(Records)

_ _ _ _ _

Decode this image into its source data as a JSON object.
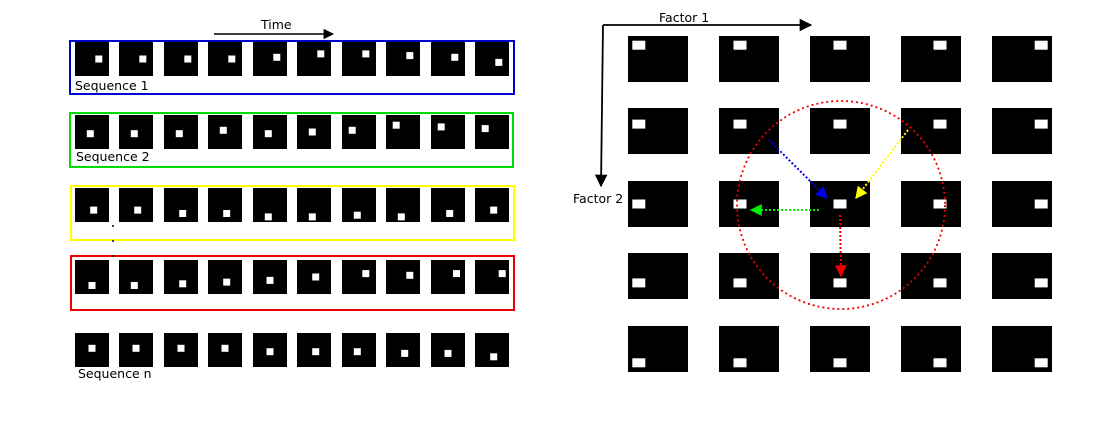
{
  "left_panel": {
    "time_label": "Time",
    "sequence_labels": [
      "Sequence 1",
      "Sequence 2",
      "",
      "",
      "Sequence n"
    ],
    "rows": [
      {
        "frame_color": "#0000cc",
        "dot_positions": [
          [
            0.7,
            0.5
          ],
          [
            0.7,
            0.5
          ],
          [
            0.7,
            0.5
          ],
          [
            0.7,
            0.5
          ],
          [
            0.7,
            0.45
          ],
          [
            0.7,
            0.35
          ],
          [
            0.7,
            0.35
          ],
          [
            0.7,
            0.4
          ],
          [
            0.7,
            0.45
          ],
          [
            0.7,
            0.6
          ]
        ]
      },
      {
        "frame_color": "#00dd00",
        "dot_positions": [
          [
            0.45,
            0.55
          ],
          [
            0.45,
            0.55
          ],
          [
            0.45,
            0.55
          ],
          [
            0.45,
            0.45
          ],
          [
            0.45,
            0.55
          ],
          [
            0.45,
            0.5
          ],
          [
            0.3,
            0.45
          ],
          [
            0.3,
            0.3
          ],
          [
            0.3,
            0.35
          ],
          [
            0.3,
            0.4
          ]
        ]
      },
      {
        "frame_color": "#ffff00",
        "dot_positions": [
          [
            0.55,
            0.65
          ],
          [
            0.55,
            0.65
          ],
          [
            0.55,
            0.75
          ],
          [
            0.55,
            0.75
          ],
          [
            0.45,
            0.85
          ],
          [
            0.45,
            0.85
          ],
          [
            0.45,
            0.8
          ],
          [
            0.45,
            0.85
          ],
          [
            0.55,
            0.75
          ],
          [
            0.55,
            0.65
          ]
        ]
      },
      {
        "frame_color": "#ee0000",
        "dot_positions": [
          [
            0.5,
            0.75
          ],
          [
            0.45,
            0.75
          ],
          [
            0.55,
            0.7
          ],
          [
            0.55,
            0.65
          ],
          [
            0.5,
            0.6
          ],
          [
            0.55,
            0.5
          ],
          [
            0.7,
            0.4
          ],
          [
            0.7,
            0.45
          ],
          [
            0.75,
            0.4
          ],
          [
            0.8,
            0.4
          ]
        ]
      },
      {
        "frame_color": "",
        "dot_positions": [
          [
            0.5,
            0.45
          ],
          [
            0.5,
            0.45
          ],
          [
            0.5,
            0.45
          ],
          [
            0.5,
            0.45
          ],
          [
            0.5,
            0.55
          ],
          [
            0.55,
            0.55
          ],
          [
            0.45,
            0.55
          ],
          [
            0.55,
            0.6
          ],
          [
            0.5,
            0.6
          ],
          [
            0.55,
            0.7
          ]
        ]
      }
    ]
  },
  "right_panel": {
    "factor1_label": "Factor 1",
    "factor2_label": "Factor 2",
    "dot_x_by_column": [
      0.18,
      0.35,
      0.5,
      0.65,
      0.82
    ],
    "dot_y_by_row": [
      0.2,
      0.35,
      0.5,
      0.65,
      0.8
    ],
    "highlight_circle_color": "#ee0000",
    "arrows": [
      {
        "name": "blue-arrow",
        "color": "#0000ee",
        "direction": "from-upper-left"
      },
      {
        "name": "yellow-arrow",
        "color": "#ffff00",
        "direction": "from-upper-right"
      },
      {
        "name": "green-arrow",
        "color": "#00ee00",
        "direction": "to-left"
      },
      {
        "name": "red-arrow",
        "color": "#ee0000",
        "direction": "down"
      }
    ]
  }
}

_ _ _ _ _

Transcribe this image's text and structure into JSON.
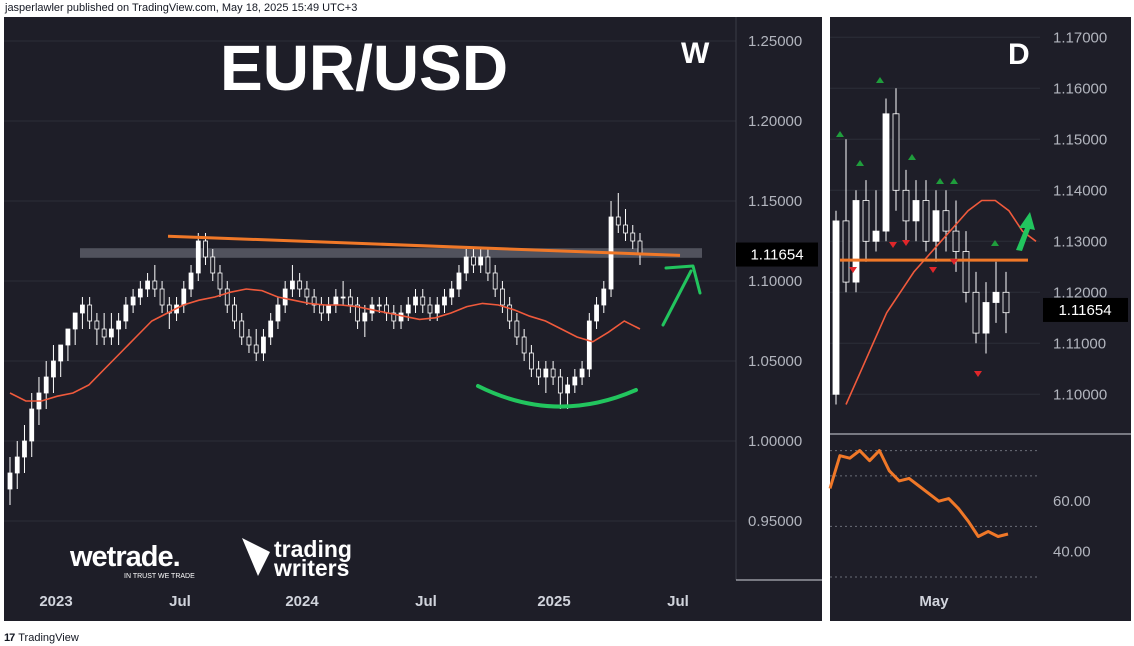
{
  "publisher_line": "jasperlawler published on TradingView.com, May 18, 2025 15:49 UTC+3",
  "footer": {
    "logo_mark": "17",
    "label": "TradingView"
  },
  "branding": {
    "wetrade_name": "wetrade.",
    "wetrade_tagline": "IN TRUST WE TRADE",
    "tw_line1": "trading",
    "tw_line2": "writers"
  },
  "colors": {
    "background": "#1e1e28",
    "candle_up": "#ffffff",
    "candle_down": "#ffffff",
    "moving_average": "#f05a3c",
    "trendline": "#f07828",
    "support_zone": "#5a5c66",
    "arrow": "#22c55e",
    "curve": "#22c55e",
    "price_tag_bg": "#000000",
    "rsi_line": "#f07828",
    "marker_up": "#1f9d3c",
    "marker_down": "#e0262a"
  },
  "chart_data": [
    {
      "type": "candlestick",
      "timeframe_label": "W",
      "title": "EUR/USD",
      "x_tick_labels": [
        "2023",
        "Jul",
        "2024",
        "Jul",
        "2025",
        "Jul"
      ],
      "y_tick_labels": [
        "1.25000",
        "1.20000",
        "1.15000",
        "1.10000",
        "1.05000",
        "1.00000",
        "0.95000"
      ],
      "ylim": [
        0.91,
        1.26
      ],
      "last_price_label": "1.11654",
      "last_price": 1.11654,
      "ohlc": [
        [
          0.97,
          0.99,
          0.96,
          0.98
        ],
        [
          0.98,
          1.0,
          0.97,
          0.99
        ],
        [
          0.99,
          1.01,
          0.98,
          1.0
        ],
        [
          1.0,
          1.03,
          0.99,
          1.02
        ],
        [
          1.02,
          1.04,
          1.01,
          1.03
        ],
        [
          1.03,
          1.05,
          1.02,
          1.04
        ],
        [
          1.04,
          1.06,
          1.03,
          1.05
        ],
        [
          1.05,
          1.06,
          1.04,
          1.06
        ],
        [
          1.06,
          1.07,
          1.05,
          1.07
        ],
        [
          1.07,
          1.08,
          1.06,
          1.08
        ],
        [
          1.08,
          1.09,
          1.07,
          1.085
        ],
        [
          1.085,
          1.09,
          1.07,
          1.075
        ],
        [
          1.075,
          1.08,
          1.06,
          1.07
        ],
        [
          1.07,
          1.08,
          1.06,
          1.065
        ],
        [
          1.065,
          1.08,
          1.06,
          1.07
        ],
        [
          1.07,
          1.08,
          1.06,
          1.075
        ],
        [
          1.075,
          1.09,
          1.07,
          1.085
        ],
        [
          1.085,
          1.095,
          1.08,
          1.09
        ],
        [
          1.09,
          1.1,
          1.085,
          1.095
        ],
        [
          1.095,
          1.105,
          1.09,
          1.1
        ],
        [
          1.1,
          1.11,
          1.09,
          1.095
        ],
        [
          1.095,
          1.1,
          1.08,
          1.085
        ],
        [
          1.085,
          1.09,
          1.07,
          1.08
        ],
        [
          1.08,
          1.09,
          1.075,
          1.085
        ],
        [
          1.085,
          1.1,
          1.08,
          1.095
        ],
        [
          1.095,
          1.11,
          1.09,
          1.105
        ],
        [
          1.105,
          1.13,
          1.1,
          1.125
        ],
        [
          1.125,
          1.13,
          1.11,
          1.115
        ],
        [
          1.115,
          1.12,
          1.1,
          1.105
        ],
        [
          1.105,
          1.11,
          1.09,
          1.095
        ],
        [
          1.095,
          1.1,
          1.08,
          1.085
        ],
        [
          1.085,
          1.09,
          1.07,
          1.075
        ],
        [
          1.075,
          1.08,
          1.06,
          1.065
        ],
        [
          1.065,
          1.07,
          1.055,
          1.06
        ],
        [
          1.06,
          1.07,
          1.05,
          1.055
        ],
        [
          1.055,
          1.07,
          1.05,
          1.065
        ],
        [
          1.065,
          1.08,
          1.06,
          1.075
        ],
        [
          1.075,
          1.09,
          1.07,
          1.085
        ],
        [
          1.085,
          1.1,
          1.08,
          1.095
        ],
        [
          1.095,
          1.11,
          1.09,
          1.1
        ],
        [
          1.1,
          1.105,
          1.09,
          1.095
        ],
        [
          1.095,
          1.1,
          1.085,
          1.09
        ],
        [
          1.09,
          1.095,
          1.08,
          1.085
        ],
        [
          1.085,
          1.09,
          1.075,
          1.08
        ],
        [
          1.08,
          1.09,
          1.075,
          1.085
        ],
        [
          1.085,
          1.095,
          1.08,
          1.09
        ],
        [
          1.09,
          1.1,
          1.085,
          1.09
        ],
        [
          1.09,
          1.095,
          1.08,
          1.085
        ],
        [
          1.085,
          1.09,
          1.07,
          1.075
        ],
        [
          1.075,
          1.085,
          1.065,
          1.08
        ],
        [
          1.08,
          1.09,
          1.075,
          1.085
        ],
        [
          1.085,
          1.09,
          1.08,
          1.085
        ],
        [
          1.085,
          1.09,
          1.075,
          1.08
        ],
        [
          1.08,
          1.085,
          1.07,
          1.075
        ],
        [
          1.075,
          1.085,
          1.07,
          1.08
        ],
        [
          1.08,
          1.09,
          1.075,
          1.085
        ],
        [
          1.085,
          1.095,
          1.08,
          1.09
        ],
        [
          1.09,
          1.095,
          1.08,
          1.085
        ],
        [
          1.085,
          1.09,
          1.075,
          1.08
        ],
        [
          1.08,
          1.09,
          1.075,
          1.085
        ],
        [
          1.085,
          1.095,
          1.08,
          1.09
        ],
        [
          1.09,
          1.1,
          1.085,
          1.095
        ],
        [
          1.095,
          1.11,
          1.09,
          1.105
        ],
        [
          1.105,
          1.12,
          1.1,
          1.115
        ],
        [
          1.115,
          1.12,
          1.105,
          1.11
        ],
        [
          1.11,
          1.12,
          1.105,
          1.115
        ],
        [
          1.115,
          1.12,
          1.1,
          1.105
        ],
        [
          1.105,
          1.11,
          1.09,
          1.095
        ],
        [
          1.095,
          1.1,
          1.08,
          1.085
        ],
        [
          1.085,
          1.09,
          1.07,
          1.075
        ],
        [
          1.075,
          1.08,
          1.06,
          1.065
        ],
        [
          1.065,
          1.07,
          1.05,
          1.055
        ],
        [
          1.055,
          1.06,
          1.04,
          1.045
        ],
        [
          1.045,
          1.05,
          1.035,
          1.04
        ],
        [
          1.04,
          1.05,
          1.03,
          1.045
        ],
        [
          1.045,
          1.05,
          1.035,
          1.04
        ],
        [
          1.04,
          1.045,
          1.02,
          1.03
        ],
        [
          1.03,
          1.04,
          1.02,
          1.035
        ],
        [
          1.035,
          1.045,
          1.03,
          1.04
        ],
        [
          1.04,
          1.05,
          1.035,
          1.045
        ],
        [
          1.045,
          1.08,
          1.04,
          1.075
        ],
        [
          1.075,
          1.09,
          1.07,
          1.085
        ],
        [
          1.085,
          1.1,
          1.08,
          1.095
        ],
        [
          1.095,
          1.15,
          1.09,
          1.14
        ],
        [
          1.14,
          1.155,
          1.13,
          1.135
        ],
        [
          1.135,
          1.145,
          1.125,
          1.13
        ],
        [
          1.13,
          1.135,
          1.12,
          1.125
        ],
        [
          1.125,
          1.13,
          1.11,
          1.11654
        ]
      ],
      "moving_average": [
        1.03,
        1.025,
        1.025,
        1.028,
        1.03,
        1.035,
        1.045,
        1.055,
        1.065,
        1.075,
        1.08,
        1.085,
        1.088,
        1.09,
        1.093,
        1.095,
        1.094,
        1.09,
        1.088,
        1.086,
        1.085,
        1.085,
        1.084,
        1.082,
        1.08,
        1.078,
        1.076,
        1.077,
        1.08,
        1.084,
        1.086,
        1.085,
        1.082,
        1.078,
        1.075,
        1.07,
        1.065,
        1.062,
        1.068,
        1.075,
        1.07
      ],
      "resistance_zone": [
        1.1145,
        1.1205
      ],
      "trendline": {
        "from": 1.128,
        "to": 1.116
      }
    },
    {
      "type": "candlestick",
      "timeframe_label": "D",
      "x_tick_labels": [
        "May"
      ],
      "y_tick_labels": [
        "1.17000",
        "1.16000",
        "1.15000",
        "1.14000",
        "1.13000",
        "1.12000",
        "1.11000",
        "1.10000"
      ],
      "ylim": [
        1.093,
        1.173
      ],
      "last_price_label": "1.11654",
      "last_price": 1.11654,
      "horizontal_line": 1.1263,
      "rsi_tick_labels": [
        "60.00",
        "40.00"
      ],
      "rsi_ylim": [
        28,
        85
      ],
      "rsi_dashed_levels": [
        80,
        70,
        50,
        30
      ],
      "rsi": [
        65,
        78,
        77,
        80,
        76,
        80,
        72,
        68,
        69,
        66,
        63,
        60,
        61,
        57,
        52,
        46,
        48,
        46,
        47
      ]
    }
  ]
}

_ _ _ _ _

Goal of the exercise:
In the lines above, locate the string "upper". Copy every line where it occurs.

Solution to the exercise:
        "direction": "from-upper-left"
        "direction": "from-upper-right"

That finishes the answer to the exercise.